TASK TO COMPLETE:
Reproduce all of the data exactly, with no line skipped.

[DATASET ROWS start]

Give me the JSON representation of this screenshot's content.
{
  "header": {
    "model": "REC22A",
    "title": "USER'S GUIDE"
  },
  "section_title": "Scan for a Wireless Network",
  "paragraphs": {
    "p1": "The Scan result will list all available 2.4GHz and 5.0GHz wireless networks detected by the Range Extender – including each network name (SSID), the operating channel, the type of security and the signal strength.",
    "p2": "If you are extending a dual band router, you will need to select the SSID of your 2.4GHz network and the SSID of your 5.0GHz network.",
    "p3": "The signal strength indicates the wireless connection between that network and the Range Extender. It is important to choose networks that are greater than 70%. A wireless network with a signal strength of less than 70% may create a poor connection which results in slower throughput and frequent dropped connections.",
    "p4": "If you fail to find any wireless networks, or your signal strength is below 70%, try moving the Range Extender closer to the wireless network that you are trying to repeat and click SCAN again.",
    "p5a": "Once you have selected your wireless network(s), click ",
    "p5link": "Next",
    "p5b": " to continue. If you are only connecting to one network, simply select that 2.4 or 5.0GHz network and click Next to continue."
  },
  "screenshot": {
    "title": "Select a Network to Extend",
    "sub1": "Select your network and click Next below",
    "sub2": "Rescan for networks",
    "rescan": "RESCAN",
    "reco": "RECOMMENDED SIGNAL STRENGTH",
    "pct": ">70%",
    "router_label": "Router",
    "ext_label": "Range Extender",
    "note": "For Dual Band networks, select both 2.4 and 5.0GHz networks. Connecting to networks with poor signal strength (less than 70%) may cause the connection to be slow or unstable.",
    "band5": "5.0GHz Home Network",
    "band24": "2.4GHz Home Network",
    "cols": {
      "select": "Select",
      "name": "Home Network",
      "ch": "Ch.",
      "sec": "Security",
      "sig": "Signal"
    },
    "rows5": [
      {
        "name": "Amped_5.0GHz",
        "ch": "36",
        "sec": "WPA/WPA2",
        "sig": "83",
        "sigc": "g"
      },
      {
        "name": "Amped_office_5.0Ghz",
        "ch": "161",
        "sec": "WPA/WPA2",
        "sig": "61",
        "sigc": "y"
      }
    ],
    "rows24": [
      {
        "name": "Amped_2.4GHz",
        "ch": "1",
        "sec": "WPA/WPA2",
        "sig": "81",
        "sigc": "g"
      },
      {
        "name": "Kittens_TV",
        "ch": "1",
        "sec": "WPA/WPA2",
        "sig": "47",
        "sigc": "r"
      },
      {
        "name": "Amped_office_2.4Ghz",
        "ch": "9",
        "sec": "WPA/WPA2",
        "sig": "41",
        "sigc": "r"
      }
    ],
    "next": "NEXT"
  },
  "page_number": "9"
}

[DATASET ROWS end]

RESULT BELOW:
Give me the JSON representation of this screenshot's content.
{
  "header": {
    "model": "REC22A",
    "title": "USER'S GUIDE"
  },
  "section_title": "Scan for a Wireless Network",
  "paragraphs": {
    "p1": "The Scan result will list all available 2.4GHz and 5.0GHz wireless networks detected by the Range Extender – including each network name (SSID), the operating channel, the type of security and the signal strength.",
    "p2": "If you are extending a dual band router, you will need to select the SSID of your 2.4GHz network and the SSID of your 5.0GHz network.",
    "p3": "The signal strength indicates the wireless connection between that network and the Range Extender. It is important to choose networks that are greater than 70%. A wireless network with a signal strength of less than 70% may create a poor connection which results in slower throughput and frequent dropped connections.",
    "p4": "If you fail to find any wireless networks, or your signal strength is below 70%, try moving the Range Extender closer to the wireless network that you are trying to repeat and click SCAN again.",
    "p5a": "Once you have selected your wireless network(s), click ",
    "p5link": "Next",
    "p5b": " to continue. If you are only connecting to one network, simply select that 2.4 or 5.0GHz network and click Next to continue."
  },
  "screenshot": {
    "title": "Select a Network to Extend",
    "sub1": "Select your network and click Next below",
    "sub2": "Rescan for networks",
    "rescan": "RESCAN",
    "reco": "RECOMMENDED SIGNAL STRENGTH",
    "pct": ">70%",
    "router_label": "Router",
    "ext_label": "Range Extender",
    "note": "For Dual Band networks, select both 2.4 and 5.0GHz networks. Connecting to networks with poor signal strength (less than 70%) may cause the connection to be slow or unstable.",
    "band5": "5.0GHz Home Network",
    "band24": "2.4GHz Home Network",
    "cols": {
      "select": "Select",
      "name": "Home Network",
      "ch": "Ch.",
      "sec": "Security",
      "sig": "Signal"
    },
    "rows5": [
      {
        "name": "Amped_5.0GHz",
        "ch": "36",
        "sec": "WPA/WPA2",
        "sig": "83",
        "sigc": "g"
      },
      {
        "name": "Amped_office_5.0Ghz",
        "ch": "161",
        "sec": "WPA/WPA2",
        "sig": "61",
        "sigc": "y"
      }
    ],
    "rows24": [
      {
        "name": "Amped_2.4GHz",
        "ch": "1",
        "sec": "WPA/WPA2",
        "sig": "81",
        "sigc": "g"
      },
      {
        "name": "Kittens_TV",
        "ch": "1",
        "sec": "WPA/WPA2",
        "sig": "47",
        "sigc": "r"
      },
      {
        "name": "Amped_office_2.4Ghz",
        "ch": "9",
        "sec": "WPA/WPA2",
        "sig": "41",
        "sigc": "r"
      }
    ],
    "next": "NEXT"
  },
  "page_number": "9"
}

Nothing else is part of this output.